**Problem details**
Go through the lines below and copy each one that holds the string "ultrasonic".

**Supplied records**
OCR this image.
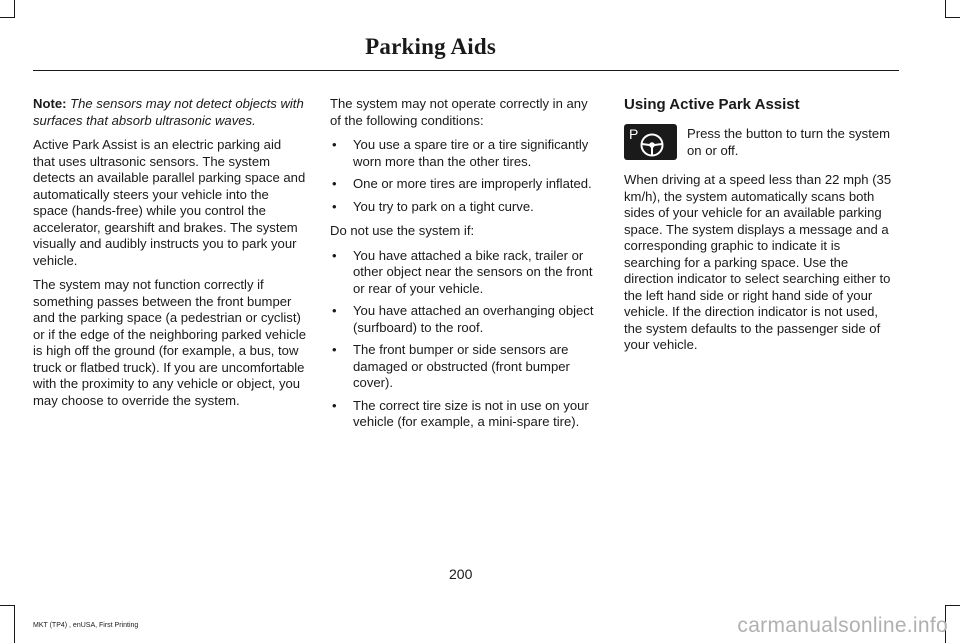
Parking Aids

Note: The sensors may not detect objects with surfaces that absorb ultrasonic waves.

Active Park Assist is an electric parking aid that uses ultrasonic sensors. The system detects an available parallel parking space and automatically steers your vehicle into the space (hands-free) while you control the accelerator, gearshift and brakes. The system visually and audibly instructs you to park your vehicle.

The system may not function correctly if something passes between the front bumper and the parking space (a pedestrian or cyclist) or if the edge of the neighboring parked vehicle is high off the ground (for example, a bus, tow truck or flatbed truck). If you are uncomfortable with the proximity to any vehicle or object, you may choose to override the system.

The system may not operate correctly in any of the following conditions:

• You use a spare tire or a tire significantly worn more than the other tires.
• One or more tires are improperly inflated.
• You try to park on a tight curve.

Do not use the system if:

• You have attached a bike rack, trailer or other object near the sensors on the front or rear of your vehicle.
• You have attached an overhanging object (surfboard) to the roof.
• The front bumper or side sensors are damaged or obstructed (front bumper cover).
• The correct tire size is not in use on your vehicle (for example, a mini-spare tire).
Using Active Park Assist
P	Press the button to turn the system on or off.

When driving at a speed less than 22 mph (35 km/h), the system automatically scans both sides of your vehicle for an available parking space. The system displays a message and a corresponding graphic to indicate it is searching for a parking space. Use the direction indicator to select searching either to the left hand side or right hand side of your vehicle. If the direction indicator is not used, the system defaults to the passenger side of your vehicle.

200
MKT (TP4) , enUSA, First Printing	carmanualsonline.info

**Solution to this exercise**
Note: The sensors may not detect objects with surfaces that absorb ultrasonic waves.
Active Park Assist is an electric parking aid that uses ultrasonic sensors. The system detects an available parallel parking space and automatically steers your vehicle into the space (hands-free) while you control the accelerator, gearshift and brakes. The system visually and audibly instructs you to park your vehicle.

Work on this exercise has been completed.